====== STORED RECORDS ======
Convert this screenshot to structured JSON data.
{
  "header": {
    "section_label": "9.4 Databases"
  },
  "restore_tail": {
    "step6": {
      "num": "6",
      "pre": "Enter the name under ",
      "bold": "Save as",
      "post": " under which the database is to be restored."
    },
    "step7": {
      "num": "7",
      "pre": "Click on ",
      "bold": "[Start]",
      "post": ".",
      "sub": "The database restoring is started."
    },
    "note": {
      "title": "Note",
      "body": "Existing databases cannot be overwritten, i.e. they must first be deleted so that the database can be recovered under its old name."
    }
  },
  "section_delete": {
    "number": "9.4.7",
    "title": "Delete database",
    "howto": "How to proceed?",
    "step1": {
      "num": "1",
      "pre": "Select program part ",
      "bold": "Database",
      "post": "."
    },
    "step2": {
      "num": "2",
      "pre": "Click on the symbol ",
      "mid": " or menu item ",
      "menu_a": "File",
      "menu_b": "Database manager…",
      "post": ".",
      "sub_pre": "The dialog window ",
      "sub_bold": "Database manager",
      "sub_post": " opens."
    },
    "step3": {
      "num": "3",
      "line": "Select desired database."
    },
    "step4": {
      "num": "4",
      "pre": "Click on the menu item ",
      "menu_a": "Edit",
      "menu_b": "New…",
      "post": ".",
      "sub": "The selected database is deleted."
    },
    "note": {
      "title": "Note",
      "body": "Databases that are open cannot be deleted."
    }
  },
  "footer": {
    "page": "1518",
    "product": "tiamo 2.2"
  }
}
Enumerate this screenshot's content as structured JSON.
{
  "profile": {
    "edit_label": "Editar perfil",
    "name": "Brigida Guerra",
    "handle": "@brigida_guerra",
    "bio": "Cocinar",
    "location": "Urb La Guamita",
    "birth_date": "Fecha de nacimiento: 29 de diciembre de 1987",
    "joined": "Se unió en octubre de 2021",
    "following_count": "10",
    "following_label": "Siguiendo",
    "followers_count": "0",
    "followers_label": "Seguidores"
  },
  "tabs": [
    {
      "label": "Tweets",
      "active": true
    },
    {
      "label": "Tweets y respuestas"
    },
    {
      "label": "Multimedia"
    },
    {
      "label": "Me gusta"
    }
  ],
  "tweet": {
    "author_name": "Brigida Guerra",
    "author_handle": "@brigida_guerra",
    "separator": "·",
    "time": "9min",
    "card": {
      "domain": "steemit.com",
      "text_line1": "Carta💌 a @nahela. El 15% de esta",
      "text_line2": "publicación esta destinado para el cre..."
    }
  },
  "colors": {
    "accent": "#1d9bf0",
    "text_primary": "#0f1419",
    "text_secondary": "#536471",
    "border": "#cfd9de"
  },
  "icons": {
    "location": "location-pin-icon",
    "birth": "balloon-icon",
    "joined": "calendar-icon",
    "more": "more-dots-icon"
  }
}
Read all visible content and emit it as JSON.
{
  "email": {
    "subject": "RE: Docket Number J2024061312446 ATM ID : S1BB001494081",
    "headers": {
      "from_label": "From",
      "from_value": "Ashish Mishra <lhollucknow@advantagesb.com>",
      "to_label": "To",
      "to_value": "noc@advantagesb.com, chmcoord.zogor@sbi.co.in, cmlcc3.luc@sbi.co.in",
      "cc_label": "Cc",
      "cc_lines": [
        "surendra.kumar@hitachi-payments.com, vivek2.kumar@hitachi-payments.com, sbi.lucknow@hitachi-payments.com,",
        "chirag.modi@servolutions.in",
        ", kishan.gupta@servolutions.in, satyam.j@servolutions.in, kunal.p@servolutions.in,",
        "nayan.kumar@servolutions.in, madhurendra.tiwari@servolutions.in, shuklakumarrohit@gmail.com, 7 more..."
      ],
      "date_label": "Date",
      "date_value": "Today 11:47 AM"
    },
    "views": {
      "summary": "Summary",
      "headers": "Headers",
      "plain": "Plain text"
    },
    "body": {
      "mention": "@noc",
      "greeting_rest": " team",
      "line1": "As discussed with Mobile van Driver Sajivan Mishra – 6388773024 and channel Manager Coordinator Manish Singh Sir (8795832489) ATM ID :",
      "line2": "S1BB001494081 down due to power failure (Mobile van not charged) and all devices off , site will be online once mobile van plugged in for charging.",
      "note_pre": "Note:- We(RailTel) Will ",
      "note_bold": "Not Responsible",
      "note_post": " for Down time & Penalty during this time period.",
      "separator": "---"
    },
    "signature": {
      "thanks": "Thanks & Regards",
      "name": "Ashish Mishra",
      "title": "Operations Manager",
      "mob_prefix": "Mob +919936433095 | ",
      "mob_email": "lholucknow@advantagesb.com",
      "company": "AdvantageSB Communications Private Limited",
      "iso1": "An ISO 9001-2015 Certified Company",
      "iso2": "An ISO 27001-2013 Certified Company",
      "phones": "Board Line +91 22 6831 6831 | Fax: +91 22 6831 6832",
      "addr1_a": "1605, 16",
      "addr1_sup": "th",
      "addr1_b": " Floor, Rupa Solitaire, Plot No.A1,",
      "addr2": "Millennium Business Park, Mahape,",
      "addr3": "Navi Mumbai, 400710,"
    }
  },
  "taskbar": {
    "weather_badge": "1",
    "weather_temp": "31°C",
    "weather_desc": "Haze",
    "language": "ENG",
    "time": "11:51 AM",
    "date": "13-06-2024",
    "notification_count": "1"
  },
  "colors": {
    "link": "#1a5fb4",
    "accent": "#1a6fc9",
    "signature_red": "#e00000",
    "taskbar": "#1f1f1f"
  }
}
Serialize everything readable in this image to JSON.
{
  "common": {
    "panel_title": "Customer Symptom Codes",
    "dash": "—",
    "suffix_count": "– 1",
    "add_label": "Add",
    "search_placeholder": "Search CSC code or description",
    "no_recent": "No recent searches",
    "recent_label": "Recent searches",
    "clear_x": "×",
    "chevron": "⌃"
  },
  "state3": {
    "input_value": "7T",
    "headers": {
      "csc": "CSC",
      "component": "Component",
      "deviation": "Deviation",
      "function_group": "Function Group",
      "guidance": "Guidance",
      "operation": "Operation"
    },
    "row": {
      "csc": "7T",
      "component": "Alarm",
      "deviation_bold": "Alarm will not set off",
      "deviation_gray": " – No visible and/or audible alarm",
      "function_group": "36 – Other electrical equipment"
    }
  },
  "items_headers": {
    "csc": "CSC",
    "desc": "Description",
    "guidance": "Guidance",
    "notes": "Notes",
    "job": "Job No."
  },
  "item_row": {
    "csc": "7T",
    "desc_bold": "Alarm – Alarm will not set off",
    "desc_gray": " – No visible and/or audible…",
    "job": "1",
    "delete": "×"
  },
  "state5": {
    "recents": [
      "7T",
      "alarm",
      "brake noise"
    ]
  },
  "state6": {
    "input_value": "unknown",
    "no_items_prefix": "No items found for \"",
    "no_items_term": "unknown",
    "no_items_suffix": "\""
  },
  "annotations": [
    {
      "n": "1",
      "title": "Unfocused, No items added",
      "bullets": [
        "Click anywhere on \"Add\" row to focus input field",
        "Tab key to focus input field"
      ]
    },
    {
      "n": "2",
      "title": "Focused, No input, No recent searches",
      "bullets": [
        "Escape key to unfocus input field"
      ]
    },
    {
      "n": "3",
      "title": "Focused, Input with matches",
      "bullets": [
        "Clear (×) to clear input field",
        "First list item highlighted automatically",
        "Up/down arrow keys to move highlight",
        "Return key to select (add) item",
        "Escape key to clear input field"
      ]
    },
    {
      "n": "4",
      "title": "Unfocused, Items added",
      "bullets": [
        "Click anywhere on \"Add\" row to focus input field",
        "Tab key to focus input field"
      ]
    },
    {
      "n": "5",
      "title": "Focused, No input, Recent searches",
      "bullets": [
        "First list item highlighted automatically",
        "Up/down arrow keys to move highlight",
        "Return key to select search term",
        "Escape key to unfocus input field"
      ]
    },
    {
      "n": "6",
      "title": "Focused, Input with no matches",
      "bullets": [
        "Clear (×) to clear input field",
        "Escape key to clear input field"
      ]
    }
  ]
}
======
» **REQUIREMENT**:
Check each line above for the word "that" and say how many have it, with nothing else.

» **WRITTEN ANSWER**:
2